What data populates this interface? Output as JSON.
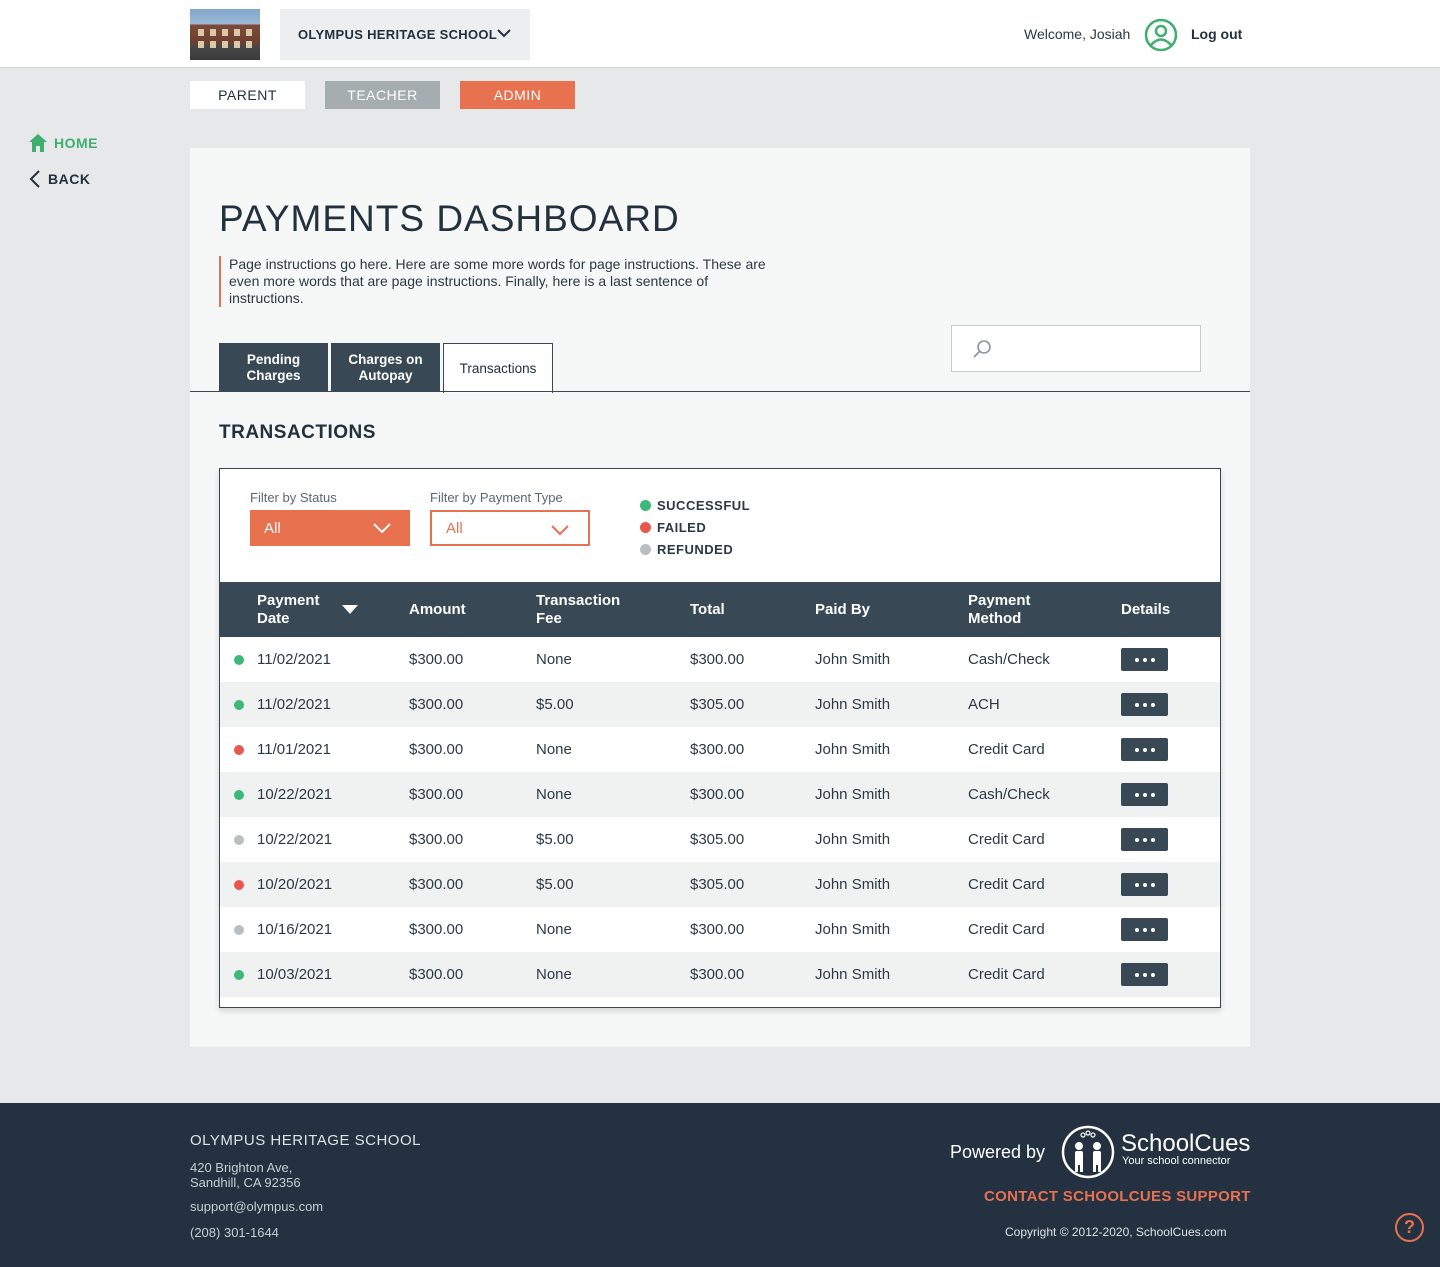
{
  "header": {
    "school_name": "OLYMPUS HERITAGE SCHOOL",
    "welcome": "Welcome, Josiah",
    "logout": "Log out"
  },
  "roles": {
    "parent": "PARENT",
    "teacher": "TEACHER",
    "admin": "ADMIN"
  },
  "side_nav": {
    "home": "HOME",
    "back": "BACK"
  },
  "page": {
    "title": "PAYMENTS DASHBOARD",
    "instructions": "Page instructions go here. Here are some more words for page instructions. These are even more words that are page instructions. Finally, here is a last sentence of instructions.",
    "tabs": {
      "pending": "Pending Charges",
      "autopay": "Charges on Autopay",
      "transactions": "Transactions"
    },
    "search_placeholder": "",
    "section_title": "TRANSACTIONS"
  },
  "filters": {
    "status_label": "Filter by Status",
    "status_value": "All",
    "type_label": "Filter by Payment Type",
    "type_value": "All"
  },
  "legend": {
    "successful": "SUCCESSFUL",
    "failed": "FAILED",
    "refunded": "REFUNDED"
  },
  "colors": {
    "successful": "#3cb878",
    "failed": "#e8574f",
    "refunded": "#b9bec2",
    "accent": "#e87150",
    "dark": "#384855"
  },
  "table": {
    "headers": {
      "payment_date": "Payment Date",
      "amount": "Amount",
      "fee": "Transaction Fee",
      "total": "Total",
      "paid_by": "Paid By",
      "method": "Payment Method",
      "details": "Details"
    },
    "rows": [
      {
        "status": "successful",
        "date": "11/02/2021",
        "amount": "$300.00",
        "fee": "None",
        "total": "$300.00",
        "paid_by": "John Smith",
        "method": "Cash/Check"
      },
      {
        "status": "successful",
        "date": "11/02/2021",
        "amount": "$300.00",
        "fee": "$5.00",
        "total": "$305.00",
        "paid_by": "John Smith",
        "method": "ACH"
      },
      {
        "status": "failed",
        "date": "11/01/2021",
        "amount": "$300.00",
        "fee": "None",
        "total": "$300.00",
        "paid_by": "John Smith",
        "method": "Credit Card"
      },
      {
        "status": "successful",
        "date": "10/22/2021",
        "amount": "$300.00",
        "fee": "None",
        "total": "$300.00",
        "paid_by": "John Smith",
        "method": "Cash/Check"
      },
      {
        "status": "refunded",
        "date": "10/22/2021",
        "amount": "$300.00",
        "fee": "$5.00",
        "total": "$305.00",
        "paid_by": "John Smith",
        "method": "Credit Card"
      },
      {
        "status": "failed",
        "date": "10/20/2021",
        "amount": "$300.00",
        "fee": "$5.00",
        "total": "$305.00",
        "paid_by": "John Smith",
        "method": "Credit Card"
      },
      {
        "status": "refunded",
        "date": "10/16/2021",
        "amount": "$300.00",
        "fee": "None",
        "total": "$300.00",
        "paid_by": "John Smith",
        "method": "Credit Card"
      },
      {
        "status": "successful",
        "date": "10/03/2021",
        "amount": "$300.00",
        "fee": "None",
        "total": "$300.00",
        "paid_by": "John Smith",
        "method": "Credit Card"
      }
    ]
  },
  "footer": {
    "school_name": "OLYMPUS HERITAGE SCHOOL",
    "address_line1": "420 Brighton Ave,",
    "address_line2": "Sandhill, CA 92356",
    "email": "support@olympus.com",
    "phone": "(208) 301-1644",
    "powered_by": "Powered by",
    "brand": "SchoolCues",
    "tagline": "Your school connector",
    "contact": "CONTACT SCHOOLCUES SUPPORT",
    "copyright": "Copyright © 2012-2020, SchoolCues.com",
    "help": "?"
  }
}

* * *

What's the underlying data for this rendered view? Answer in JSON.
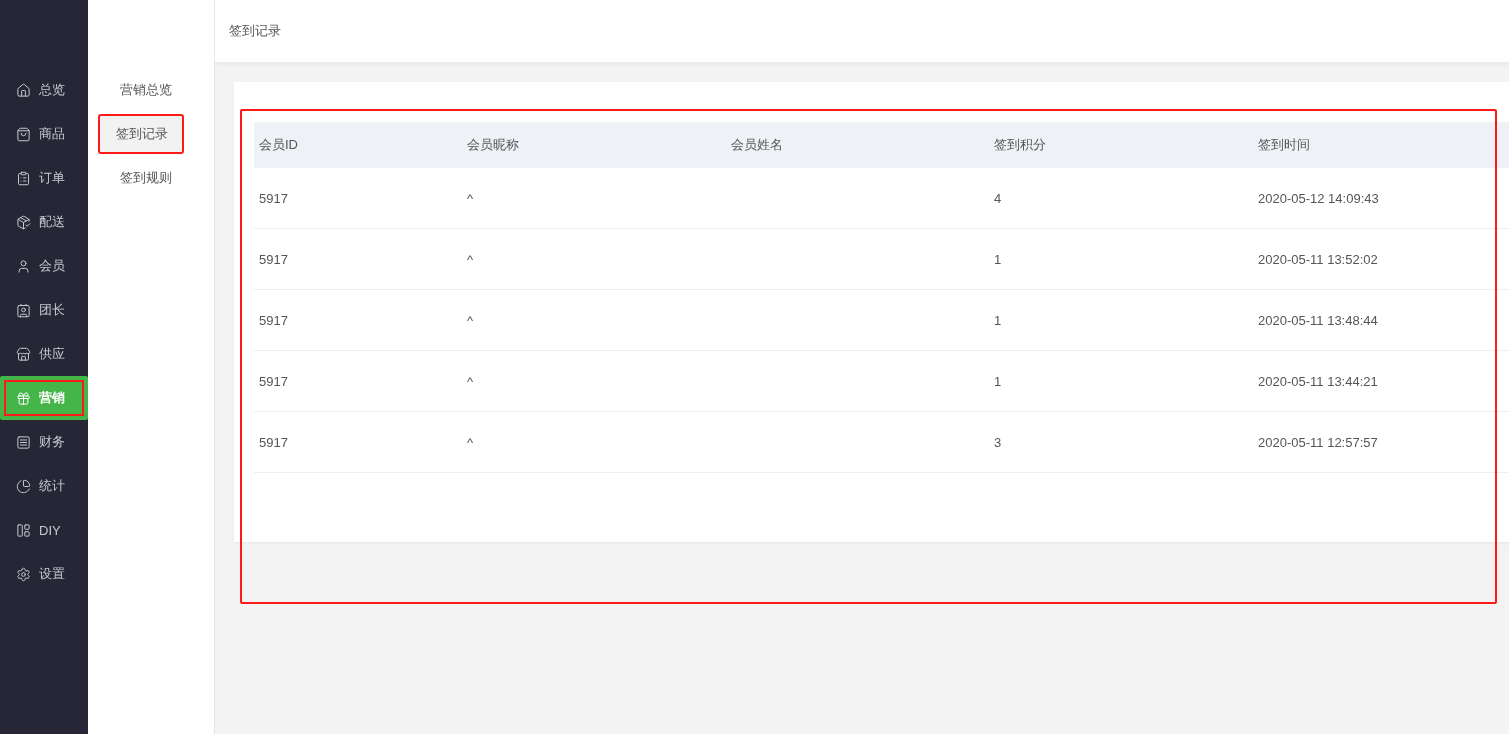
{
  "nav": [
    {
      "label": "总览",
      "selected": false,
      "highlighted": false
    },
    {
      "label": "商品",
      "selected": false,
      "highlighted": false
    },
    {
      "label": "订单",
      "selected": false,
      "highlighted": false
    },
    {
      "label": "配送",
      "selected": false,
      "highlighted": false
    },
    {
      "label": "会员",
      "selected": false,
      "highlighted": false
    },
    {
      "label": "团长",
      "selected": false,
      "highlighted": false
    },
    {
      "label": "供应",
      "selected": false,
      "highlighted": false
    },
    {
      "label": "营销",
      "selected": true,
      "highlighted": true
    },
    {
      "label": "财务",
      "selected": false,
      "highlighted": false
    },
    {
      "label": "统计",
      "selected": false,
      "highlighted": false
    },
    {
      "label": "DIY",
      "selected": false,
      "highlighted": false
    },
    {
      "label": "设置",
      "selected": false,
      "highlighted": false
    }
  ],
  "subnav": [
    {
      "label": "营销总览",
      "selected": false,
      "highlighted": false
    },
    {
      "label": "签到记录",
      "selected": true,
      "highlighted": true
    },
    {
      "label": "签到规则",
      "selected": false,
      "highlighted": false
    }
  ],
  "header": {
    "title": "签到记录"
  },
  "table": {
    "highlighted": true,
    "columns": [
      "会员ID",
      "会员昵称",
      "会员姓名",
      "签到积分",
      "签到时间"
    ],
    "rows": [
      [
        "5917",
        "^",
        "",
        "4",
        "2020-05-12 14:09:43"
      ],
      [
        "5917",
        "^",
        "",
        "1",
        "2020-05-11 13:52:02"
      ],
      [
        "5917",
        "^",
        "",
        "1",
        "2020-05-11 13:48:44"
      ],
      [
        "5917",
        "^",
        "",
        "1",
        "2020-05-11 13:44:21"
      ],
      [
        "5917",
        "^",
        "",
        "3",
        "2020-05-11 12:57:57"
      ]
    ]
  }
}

---

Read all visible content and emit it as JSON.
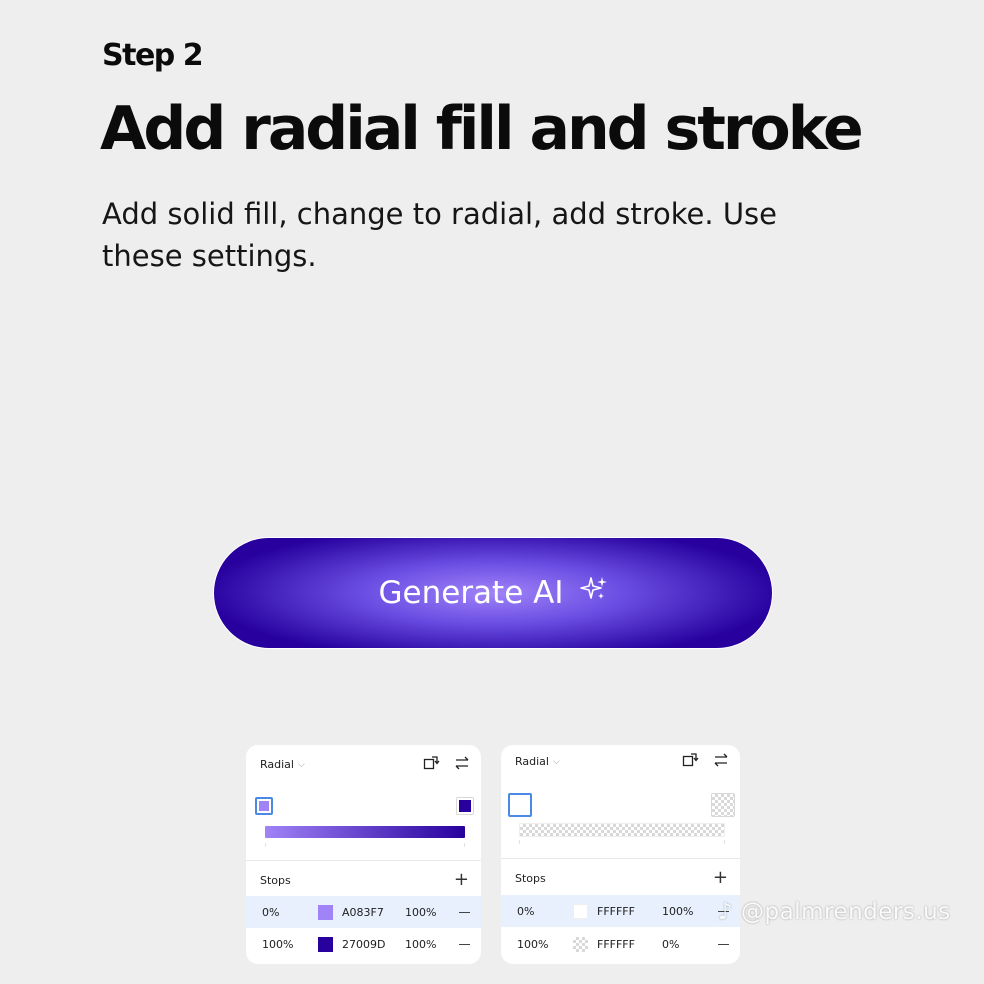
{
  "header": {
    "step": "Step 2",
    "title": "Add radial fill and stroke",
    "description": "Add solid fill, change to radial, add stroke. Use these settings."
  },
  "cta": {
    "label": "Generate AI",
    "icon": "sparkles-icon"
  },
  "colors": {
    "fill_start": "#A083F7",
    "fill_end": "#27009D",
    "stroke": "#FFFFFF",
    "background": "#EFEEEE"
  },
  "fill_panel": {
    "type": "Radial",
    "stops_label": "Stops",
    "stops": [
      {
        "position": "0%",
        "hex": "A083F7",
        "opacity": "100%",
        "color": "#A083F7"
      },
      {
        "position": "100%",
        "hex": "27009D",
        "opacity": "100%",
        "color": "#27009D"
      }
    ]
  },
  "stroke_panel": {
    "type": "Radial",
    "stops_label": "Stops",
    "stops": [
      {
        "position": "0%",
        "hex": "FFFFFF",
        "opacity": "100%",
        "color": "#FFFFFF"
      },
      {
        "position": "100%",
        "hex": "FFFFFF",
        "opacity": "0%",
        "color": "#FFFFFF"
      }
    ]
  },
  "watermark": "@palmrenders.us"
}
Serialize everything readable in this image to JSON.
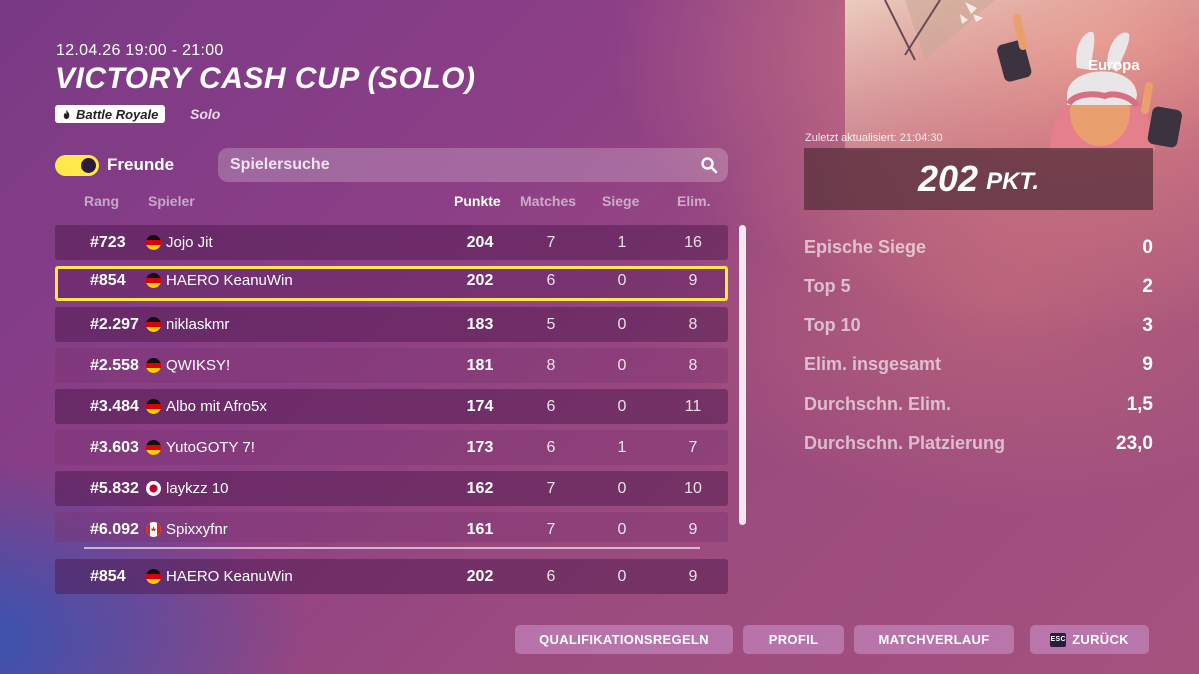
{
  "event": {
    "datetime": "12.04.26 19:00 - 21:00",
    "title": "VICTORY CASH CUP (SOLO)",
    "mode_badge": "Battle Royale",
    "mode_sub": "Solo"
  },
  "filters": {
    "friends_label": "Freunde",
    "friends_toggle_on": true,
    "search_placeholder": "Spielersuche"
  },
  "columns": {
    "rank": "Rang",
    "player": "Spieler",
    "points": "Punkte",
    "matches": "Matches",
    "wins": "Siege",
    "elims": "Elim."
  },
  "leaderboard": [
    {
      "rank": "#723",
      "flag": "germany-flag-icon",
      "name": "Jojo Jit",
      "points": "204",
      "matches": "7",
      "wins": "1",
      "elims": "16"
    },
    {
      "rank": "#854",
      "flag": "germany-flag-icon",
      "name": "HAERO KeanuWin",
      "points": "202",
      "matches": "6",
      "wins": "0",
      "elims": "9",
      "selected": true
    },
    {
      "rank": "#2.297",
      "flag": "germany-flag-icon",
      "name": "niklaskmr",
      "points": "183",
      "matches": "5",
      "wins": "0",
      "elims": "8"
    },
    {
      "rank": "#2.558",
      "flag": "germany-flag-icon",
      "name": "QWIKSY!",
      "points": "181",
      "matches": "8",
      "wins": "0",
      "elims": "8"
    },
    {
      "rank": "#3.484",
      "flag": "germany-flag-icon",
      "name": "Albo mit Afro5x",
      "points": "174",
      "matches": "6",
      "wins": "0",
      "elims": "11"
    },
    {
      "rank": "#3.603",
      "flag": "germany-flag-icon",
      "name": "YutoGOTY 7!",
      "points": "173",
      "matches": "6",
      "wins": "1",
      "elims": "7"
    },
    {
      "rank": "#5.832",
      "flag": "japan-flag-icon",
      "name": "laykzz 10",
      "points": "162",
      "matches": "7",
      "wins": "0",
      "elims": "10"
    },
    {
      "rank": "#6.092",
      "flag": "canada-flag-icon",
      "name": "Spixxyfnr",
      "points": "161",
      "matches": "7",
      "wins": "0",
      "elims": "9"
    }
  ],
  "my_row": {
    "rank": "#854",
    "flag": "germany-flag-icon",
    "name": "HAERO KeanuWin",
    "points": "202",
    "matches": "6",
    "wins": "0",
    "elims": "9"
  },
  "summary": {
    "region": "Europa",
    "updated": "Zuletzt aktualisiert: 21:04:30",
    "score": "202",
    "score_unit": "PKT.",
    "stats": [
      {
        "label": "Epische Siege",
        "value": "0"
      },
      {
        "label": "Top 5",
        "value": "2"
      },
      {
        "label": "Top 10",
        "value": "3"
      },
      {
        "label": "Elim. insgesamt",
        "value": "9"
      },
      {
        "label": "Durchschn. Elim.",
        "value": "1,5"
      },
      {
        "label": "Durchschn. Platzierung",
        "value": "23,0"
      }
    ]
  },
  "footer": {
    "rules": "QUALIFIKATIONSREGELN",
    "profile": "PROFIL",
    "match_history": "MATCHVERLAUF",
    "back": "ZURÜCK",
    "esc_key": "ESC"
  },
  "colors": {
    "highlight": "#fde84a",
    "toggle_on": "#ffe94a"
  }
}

Work to complete -
From the records above, pick out and copy each line holding the word "true".

Written solution -
      "selected": true,
      "highlighted": true
      "selected": true,
      "highlighted": true
    "highlighted": true,
    "friends_toggle_on": true,
      "selected": true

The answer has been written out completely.